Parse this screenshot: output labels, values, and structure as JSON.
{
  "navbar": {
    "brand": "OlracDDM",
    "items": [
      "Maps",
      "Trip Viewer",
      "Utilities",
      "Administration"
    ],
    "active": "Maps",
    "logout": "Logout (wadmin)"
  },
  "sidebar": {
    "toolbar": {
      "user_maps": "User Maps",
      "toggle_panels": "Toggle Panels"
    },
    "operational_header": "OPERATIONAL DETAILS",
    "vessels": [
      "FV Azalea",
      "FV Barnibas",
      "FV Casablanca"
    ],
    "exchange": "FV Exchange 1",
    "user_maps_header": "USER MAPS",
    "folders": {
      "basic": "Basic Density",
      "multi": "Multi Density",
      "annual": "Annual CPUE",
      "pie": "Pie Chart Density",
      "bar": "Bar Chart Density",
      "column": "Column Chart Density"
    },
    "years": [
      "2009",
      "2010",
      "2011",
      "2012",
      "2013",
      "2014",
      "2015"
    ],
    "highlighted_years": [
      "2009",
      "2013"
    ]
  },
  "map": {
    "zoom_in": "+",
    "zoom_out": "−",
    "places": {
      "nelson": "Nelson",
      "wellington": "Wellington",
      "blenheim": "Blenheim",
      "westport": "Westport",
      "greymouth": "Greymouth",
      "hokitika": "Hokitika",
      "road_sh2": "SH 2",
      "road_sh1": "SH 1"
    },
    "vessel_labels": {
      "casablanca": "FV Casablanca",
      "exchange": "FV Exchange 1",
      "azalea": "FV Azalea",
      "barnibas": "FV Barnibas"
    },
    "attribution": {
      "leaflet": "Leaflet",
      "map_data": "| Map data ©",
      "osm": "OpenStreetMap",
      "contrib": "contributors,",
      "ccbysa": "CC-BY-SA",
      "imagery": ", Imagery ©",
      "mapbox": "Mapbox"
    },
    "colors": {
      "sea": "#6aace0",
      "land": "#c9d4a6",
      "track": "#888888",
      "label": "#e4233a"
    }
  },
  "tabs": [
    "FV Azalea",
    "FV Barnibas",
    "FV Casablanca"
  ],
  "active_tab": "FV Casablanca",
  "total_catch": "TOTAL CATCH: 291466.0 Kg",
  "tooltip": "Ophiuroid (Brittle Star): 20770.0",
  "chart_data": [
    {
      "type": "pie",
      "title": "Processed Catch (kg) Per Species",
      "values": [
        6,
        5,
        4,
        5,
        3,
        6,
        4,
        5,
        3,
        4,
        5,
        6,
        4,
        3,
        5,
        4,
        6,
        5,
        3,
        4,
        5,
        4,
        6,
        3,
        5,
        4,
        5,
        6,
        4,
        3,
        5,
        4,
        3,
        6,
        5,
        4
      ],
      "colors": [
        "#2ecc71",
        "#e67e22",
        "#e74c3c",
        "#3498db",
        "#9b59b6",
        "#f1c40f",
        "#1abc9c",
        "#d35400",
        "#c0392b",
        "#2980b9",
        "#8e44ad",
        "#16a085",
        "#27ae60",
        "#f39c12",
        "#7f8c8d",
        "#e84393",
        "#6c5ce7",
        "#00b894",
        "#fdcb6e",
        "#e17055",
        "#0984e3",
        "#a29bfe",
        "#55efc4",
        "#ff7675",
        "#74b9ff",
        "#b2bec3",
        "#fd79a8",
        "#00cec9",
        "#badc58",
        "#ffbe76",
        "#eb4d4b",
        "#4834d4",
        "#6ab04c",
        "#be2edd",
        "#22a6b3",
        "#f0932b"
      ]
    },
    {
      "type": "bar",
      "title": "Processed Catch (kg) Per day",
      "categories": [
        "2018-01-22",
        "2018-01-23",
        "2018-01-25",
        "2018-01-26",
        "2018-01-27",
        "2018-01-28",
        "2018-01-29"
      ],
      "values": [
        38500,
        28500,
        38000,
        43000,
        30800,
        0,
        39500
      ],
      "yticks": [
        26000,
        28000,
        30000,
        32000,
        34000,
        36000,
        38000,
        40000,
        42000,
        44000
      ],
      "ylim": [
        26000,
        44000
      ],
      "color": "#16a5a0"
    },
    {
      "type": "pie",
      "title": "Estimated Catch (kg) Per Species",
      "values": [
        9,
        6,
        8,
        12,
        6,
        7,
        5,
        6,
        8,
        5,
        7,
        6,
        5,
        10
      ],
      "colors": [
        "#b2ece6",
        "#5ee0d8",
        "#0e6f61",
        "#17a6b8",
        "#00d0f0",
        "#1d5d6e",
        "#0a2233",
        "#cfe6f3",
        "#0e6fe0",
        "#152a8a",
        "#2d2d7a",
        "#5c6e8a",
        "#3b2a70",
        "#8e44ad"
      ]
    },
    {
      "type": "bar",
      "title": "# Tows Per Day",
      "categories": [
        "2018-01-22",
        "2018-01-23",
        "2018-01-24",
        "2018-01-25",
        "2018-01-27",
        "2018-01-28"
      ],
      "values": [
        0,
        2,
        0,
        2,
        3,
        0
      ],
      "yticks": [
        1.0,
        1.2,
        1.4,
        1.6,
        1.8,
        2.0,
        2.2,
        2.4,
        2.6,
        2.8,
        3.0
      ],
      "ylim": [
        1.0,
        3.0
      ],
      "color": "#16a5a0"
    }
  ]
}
------
_Task statement_
Show the lines of the data that hold the word "Density".

_Written response_
      "basic": "Basic Density",
      "multi": "Multi Density",
      "pie": "Pie Chart Density",
      "bar": "Bar Chart Density",
      "column": "Column Chart Density"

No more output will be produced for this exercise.